◆ Requirements ◆
Retype the whole listing, please, keeping every line exact and dropping the pictures.

──────── Dataset ────────

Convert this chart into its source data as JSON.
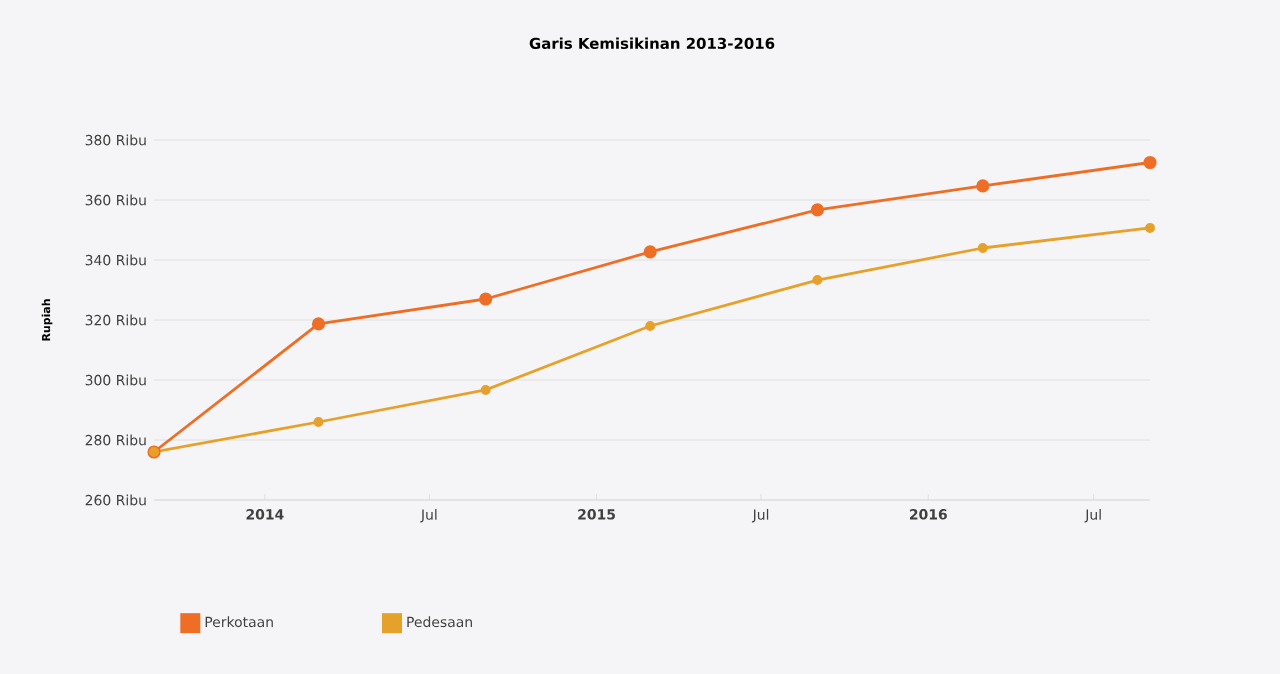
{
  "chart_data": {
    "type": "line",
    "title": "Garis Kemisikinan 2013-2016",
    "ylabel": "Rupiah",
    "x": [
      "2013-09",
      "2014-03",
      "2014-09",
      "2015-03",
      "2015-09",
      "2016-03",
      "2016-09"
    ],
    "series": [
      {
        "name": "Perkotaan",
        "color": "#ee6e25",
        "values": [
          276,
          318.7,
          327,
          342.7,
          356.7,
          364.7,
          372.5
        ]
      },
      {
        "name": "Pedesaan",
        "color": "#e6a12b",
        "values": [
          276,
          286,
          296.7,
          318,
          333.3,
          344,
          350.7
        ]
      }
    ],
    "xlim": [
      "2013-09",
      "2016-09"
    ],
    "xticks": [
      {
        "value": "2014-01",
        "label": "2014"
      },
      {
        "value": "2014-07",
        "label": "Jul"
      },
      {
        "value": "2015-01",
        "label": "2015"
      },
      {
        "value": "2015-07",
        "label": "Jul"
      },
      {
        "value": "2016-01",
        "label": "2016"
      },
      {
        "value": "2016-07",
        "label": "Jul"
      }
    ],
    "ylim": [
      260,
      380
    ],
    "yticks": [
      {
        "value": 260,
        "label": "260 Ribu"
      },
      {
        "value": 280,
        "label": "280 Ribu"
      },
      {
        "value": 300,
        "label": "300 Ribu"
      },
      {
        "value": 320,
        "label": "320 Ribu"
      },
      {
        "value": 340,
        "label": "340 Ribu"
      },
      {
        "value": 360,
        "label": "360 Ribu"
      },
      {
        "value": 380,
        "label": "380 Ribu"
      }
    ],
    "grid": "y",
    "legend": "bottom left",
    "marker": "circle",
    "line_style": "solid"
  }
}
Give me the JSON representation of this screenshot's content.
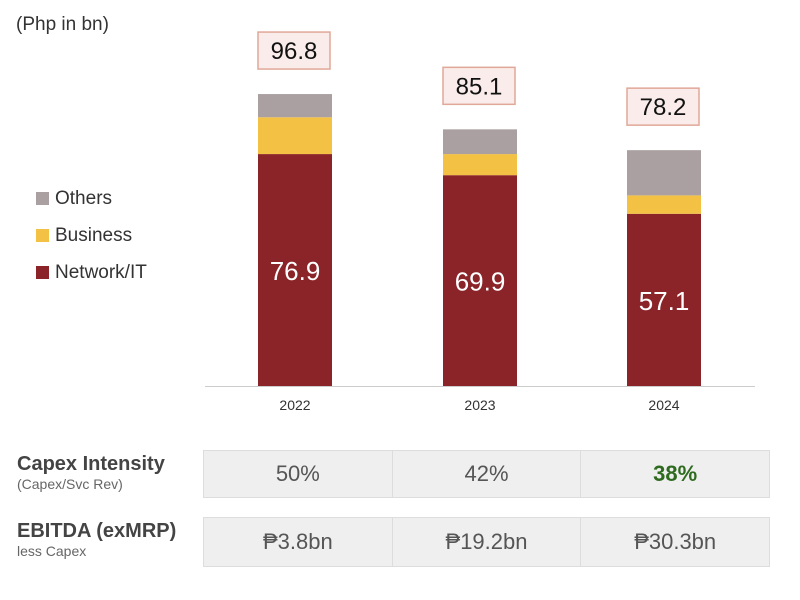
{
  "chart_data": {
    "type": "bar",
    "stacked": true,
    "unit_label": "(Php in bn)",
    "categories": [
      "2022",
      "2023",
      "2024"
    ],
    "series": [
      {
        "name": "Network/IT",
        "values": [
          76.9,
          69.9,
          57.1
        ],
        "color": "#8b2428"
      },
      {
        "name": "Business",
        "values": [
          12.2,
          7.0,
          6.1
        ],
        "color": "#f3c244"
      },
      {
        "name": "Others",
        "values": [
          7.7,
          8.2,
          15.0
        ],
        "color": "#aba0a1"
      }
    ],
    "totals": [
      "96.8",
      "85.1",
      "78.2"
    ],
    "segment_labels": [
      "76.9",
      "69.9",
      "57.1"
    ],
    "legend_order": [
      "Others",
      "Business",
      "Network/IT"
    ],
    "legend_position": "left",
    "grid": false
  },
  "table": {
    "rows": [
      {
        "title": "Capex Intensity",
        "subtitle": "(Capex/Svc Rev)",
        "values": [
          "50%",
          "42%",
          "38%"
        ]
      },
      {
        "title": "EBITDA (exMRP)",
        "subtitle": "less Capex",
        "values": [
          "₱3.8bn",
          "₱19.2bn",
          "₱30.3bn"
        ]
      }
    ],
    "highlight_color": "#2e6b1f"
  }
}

────────

◆ Answer for the task ◆
Convert this chart into its source data as JSON.
{
  "chart_data": {
    "type": "line",
    "title": "Garis Kemisikinan 2013-2016",
    "ylabel": "Rupiah",
    "x": [
      "2013-09",
      "2014-03",
      "2014-09",
      "2015-03",
      "2015-09",
      "2016-03",
      "2016-09"
    ],
    "series": [
      {
        "name": "Perkotaan",
        "color": "#ee6e25",
        "values": [
          276,
          318.7,
          327,
          342.7,
          356.7,
          364.7,
          372.5
        ]
      },
      {
        "name": "Pedesaan",
        "color": "#e6a12b",
        "values": [
          276,
          286,
          296.7,
          318,
          333.3,
          344,
          350.7
        ]
      }
    ],
    "xlim": [
      "2013-09",
      "2016-09"
    ],
    "xticks": [
      {
        "value": "2014-01",
        "label": "2014"
      },
      {
        "value": "2014-07",
        "label": "Jul"
      },
      {
        "value": "2015-01",
        "label": "2015"
      },
      {
        "value": "2015-07",
        "label": "Jul"
      },
      {
        "value": "2016-01",
        "label": "2016"
      },
      {
        "value": "2016-07",
        "label": "Jul"
      }
    ],
    "ylim": [
      260,
      380
    ],
    "yticks": [
      {
        "value": 260,
        "label": "260 Ribu"
      },
      {
        "value": 280,
        "label": "280 Ribu"
      },
      {
        "value": 300,
        "label": "300 Ribu"
      },
      {
        "value": 320,
        "label": "320 Ribu"
      },
      {
        "value": 340,
        "label": "340 Ribu"
      },
      {
        "value": 360,
        "label": "360 Ribu"
      },
      {
        "value": 380,
        "label": "380 Ribu"
      }
    ],
    "grid": "y",
    "legend": "bottom left",
    "marker": "circle",
    "line_style": "solid"
  }
}
Give me the JSON representation of this screenshot's content.
{
  "chart_data": {
    "type": "bar",
    "stacked": true,
    "unit_label": "(Php in bn)",
    "categories": [
      "2022",
      "2023",
      "2024"
    ],
    "series": [
      {
        "name": "Network/IT",
        "values": [
          76.9,
          69.9,
          57.1
        ],
        "color": "#8b2428"
      },
      {
        "name": "Business",
        "values": [
          12.2,
          7.0,
          6.1
        ],
        "color": "#f3c244"
      },
      {
        "name": "Others",
        "values": [
          7.7,
          8.2,
          15.0
        ],
        "color": "#aba0a1"
      }
    ],
    "totals": [
      "96.8",
      "85.1",
      "78.2"
    ],
    "segment_labels": [
      "76.9",
      "69.9",
      "57.1"
    ],
    "legend_order": [
      "Others",
      "Business",
      "Network/IT"
    ],
    "legend_position": "left",
    "grid": false
  },
  "table": {
    "rows": [
      {
        "title": "Capex Intensity",
        "subtitle": "(Capex/Svc Rev)",
        "values": [
          "50%",
          "42%",
          "38%"
        ]
      },
      {
        "title": "EBITDA (exMRP)",
        "subtitle": "less Capex",
        "values": [
          "₱3.8bn",
          "₱19.2bn",
          "₱30.3bn"
        ]
      }
    ],
    "highlight_color": "#2e6b1f"
  }
}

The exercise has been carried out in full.